#### [Task objective]
Search the material below for the word "type". Copy every line that has it.

* begin Data entries *

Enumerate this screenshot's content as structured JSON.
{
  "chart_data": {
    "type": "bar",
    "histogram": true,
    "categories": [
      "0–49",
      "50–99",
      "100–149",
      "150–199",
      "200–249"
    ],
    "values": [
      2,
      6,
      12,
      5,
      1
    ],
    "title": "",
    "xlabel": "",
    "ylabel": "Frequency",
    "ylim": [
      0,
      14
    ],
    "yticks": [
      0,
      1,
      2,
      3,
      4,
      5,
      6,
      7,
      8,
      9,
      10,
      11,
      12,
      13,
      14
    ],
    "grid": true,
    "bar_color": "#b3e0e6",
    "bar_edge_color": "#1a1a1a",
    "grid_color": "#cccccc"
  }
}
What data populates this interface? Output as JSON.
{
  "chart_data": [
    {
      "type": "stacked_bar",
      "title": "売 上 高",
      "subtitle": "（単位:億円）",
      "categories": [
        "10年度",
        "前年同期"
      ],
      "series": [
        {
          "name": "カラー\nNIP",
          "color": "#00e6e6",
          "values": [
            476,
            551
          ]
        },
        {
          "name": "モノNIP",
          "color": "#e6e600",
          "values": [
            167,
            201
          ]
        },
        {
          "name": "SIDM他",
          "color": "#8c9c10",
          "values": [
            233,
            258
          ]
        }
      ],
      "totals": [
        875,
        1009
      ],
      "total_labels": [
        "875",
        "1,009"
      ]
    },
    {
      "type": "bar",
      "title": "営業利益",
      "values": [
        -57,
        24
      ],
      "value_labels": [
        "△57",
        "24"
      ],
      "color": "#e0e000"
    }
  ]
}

* end Data entries *
* begin Data entries *

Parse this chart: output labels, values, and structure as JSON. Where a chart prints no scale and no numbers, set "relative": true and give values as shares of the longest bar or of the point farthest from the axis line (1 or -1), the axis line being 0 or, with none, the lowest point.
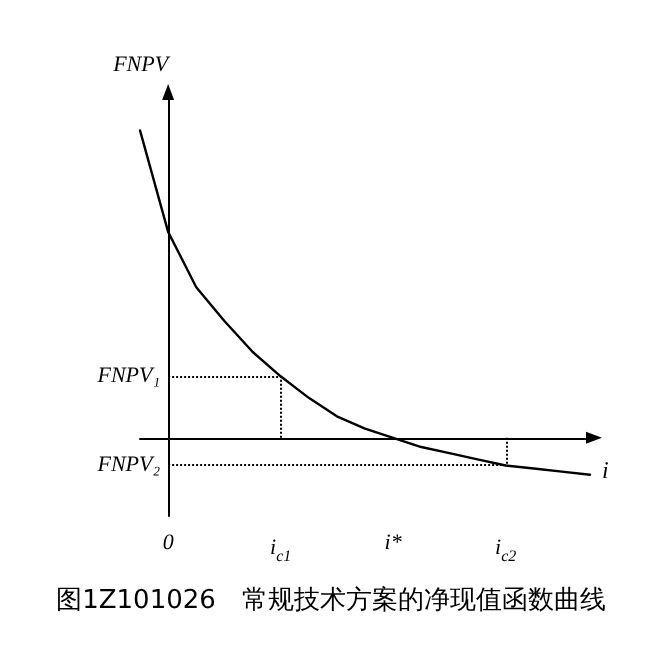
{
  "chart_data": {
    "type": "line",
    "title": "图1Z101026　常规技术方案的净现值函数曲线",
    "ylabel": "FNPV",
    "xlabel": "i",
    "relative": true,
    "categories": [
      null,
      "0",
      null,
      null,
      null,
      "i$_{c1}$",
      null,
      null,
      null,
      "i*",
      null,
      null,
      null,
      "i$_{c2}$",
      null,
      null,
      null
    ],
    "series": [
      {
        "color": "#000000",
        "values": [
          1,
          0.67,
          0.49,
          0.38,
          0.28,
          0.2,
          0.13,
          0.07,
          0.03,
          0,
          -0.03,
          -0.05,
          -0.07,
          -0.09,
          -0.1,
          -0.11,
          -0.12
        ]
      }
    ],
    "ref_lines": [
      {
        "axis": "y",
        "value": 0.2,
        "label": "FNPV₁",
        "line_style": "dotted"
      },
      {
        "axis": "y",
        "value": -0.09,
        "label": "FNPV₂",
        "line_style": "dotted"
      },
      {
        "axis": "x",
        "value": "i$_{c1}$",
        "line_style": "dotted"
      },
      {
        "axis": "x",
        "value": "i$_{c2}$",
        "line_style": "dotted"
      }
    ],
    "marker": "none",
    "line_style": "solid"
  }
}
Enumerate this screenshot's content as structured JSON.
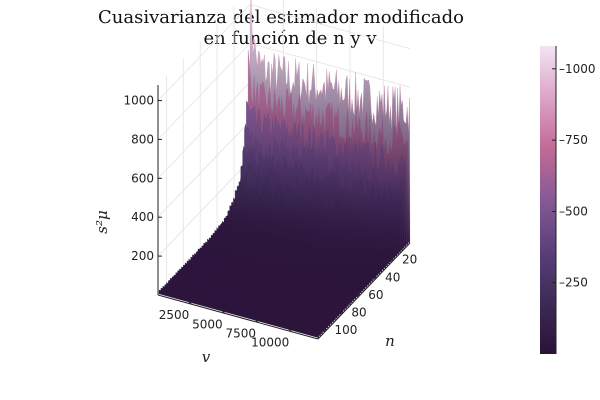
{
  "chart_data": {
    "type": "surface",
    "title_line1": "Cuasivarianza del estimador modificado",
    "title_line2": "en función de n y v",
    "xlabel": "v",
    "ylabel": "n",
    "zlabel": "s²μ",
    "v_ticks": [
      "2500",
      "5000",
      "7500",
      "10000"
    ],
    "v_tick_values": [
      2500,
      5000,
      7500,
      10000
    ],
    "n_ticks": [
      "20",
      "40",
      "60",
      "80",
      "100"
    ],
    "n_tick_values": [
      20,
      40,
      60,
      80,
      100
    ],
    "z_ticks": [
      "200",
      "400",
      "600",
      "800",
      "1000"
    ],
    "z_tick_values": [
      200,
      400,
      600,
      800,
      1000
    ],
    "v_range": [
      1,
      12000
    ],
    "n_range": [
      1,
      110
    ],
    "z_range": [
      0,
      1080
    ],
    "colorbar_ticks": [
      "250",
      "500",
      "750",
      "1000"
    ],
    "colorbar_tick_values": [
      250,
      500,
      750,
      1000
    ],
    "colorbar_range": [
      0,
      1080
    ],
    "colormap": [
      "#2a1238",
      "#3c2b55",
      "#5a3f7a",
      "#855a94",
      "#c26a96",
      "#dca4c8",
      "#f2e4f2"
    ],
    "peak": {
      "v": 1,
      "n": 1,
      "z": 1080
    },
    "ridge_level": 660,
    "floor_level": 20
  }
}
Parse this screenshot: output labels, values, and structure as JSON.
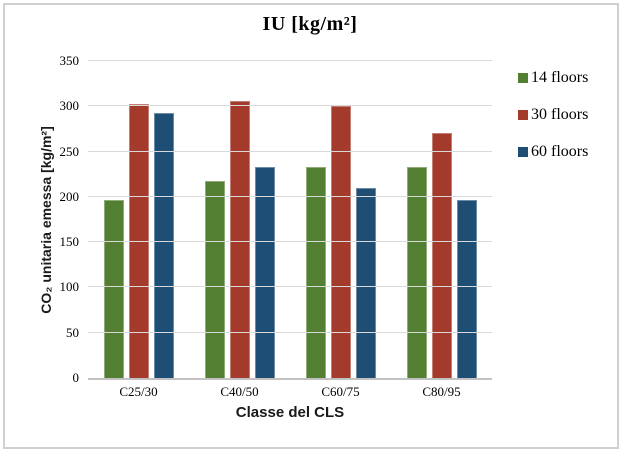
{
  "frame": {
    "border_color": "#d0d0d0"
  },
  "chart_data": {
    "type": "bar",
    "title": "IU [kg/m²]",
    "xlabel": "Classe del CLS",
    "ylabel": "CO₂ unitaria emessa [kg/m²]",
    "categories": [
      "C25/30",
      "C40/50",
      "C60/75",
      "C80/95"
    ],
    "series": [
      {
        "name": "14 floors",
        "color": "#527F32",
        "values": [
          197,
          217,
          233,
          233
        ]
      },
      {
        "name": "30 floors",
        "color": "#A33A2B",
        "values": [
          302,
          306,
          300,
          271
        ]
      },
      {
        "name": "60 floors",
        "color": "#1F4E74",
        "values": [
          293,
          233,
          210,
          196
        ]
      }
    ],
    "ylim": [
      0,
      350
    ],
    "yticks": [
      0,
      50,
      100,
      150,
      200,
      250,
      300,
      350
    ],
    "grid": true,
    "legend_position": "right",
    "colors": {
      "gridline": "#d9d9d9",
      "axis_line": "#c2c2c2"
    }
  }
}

* end Data entries *

#### [Response]
    "type": "bar",
      "type": "stacked_bar",
      "type": "bar",
    "type": "line",
    "type": "surface",
    "type": "bar",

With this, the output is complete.